## [SELECTED EXCERPT]
============
Setting up an effective call-triage bot
Just like most AI guides recommend, we started small and experimented on calls coming into our 24-hour IT helpdesk, a comparatively safe environment. This was also a known gap as we lacked visibility of out-of-hours calls coming into our IT teams during the night. Within four weeks we’d built our first voice bot with an AI platform using neuro-linguistic programming, which we chose because it was easy to learn, code and maintain.

The time-consuming bit was gathering data around our processes and actions. We kept things simple. The bot asked three questions: the customer’s name, their asset number and why they were making contact. Using speech recognition, the call got routed to the best-placed agent to deal with the specific issue. Very quickly we saw abandoned calls reduce by up to 50 percent.

Since then, we’ve been learning as we go. The trick is to fail fast. For example, we recently launched a self-serve password reset tool for IT users. However, we continued to receive a vast number of calls, so knew something still wasn’t quite right. So, we briefly suspended service, looked at the data, and tweaked the speech-recognition software. Job done.

Future plans

As well as self-service, we quickly discovered bots are great at doing the legwork and gathering valuable data. That’s also informed our plan. We now have several live bots dealing with specific customer journeys and are about to launch another to assist with general customer enquiries.

Yet, in many ways, the exciting part is still to come. In 2023, along with other local councils we’ll merge into a single unitary authority. But, on day one, it’s likely each council will still retain its own contact centre. So, we’re figuring out how to best streamline service and minimise disruption as we consolidate onto to a single inbound number.

That’s another many-to-many AI-powered communications opportunity where bots with speech recognition technology will be able to do the heavy lifting. For instance, helping smooth volume spikes and deflecting calls through self-service. Or identifying customer intent and routing calls to the right agent, right first time, thereby increasing efficiency by reducing transfers, emails, and call backs.
============
## [GIVEN INFORMATION]
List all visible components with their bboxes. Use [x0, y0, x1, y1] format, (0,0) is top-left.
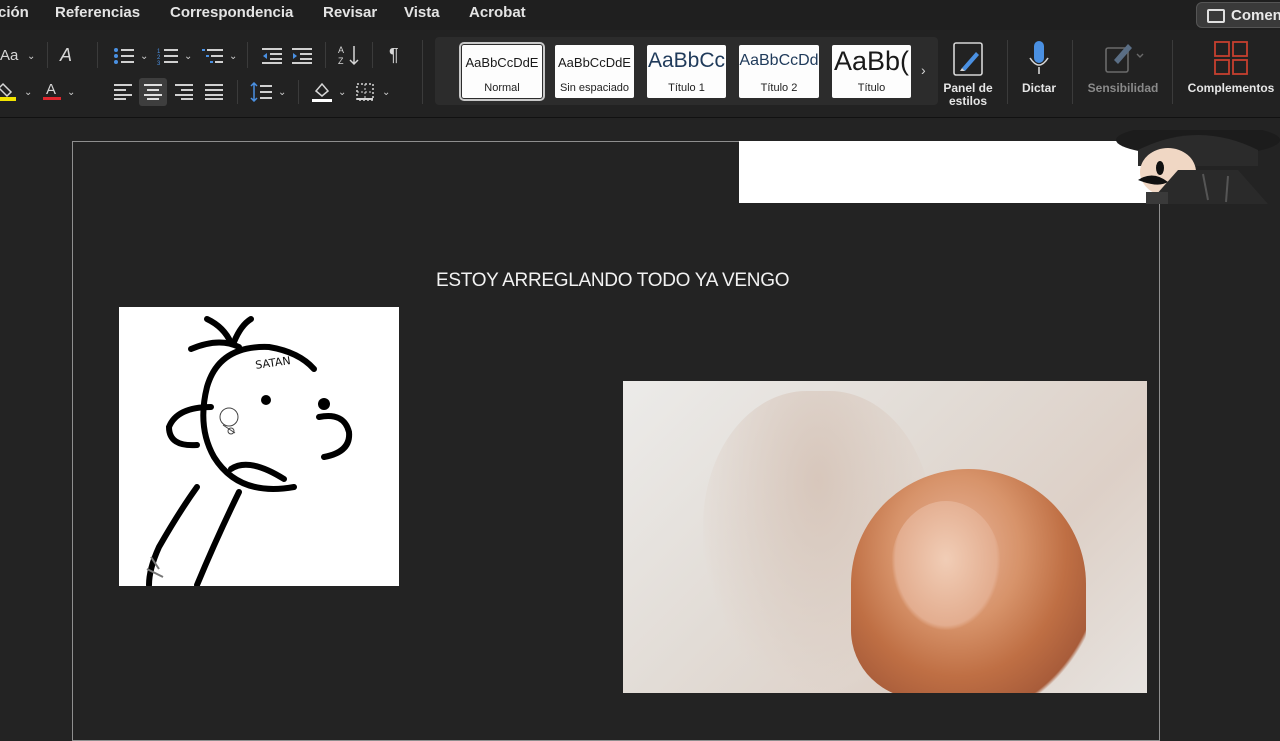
============
## [WHAT YOU SHOULD DO]
Reproduce a passage from the call-triage bot text verbatim, between "The time-consuming bit" and "software. Job done.", inclusive.

## [TASK ANSWER]
The time-consuming bit was gathering data around our processes and actions. We kept things simple. The bot asked three questions: the customer’s name, their asset number and why they were making contact. Using speech recognition, the call got routed to the best-placed agent to deal with the specific issue. Very quickly we saw abandoned calls reduce by up to 50 percent.

Since then, we’ve been learning as we go. The trick is to fail fast. For example, we recently launched a self-serve password reset tool for IT users. However, we continued to receive a vast number of calls, so knew something still wasn’t quite right. So, we briefly suspended service, looked at the data, and tweaked the speech-recognition software. Job done.